▶ Problem
Reproduce all entries verbatim, with nothing added or dropped.

-------- Provided information --------

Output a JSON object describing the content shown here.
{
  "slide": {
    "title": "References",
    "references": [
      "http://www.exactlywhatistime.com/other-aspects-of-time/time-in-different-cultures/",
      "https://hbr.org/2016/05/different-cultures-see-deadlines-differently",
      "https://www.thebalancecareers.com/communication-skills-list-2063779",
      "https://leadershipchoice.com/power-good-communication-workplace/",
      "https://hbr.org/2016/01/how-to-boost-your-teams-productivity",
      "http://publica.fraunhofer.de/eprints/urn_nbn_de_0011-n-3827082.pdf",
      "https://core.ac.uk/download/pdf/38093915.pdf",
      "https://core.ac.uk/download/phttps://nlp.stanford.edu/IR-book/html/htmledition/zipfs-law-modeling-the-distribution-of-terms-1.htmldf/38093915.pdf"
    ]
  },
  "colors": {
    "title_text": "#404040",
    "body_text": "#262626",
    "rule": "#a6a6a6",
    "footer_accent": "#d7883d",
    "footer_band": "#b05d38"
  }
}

--------

▶ Output of the task
Output a JSON object describing the content shown here.
{
  "slide": {
    "title": "References",
    "references": [
      "http://www.exactlywhatistime.com/other-aspects-of-time/time-in-different-cultures/",
      "https://hbr.org/2016/05/different-cultures-see-deadlines-differently",
      "https://www.thebalancecareers.com/communication-skills-list-2063779",
      "https://leadershipchoice.com/power-good-communication-workplace/",
      "https://hbr.org/2016/01/how-to-boost-your-teams-productivity",
      "http://publica.fraunhofer.de/eprints/urn_nbn_de_0011-n-3827082.pdf",
      "https://core.ac.uk/download/pdf/38093915.pdf",
      "https://core.ac.uk/download/phttps://nlp.stanford.edu/IR-book/html/htmledition/zipfs-law-modeling-the-distribution-of-terms-1.htmldf/38093915.pdf"
    ]
  },
  "colors": {
    "title_text": "#404040",
    "body_text": "#262626",
    "rule": "#a6a6a6",
    "footer_accent": "#d7883d",
    "footer_band": "#b05d38"
  }
}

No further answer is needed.